Print the data below exactly as it appears.

*** Given records ***

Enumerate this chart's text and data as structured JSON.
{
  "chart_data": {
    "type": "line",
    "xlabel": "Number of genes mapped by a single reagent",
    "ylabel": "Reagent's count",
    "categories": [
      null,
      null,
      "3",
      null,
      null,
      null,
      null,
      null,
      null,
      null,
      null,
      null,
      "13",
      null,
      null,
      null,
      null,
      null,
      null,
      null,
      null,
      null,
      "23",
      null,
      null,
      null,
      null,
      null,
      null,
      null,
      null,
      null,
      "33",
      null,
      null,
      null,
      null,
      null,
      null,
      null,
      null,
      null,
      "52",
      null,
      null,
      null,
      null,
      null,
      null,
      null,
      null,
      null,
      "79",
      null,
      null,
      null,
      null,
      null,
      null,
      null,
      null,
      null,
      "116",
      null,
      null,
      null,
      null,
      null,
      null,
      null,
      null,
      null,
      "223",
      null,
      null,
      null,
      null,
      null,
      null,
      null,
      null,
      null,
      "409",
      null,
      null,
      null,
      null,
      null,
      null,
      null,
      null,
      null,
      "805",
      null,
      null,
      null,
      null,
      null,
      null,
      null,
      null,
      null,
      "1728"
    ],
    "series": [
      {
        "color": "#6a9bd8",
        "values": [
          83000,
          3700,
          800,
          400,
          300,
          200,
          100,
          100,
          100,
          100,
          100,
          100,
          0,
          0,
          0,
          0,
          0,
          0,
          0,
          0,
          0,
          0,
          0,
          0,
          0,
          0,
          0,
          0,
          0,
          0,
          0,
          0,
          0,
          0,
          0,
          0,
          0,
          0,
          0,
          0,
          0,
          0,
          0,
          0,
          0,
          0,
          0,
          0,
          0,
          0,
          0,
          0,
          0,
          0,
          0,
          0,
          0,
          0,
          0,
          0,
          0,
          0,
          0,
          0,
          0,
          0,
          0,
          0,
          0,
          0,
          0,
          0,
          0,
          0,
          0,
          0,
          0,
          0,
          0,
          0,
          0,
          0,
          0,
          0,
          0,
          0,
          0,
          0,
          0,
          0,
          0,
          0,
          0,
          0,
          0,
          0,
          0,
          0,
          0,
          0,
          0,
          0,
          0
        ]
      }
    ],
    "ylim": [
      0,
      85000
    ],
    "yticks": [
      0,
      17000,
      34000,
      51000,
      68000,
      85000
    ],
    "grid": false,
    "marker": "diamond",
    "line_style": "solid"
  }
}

*** End of Given records ***

■ Result below:
Enumerate this chart's text and data as structured JSON.
{
  "chart_data": {
    "type": "line",
    "xlabel": "Number of genes mapped by a single reagent",
    "ylabel": "Reagent's count",
    "categories": [
      null,
      null,
      "3",
      null,
      null,
      null,
      null,
      null,
      null,
      null,
      null,
      null,
      "13",
      null,
      null,
      null,
      null,
      null,
      null,
      null,
      null,
      null,
      "23",
      null,
      null,
      null,
      null,
      null,
      null,
      null,
      null,
      null,
      "33",
      null,
      null,
      null,
      null,
      null,
      null,
      null,
      null,
      null,
      "52",
      null,
      null,
      null,
      null,
      null,
      null,
      null,
      null,
      null,
      "79",
      null,
      null,
      null,
      null,
      null,
      null,
      null,
      null,
      null,
      "116",
      null,
      null,
      null,
      null,
      null,
      null,
      null,
      null,
      null,
      "223",
      null,
      null,
      null,
      null,
      null,
      null,
      null,
      null,
      null,
      "409",
      null,
      null,
      null,
      null,
      null,
      null,
      null,
      null,
      null,
      "805",
      null,
      null,
      null,
      null,
      null,
      null,
      null,
      null,
      null,
      "1728"
    ],
    "series": [
      {
        "color": "#6a9bd8",
        "values": [
          83000,
          3700,
          800,
          400,
          300,
          200,
          100,
          100,
          100,
          100,
          100,
          100,
          0,
          0,
          0,
          0,
          0,
          0,
          0,
          0,
          0,
          0,
          0,
          0,
          0,
          0,
          0,
          0,
          0,
          0,
          0,
          0,
          0,
          0,
          0,
          0,
          0,
          0,
          0,
          0,
          0,
          0,
          0,
          0,
          0,
          0,
          0,
          0,
          0,
          0,
          0,
          0,
          0,
          0,
          0,
          0,
          0,
          0,
          0,
          0,
          0,
          0,
          0,
          0,
          0,
          0,
          0,
          0,
          0,
          0,
          0,
          0,
          0,
          0,
          0,
          0,
          0,
          0,
          0,
          0,
          0,
          0,
          0,
          0,
          0,
          0,
          0,
          0,
          0,
          0,
          0,
          0,
          0,
          0,
          0,
          0,
          0,
          0,
          0,
          0,
          0,
          0,
          0
        ]
      }
    ],
    "ylim": [
      0,
      85000
    ],
    "yticks": [
      0,
      17000,
      34000,
      51000,
      68000,
      85000
    ],
    "grid": false,
    "marker": "diamond",
    "line_style": "solid"
  }
}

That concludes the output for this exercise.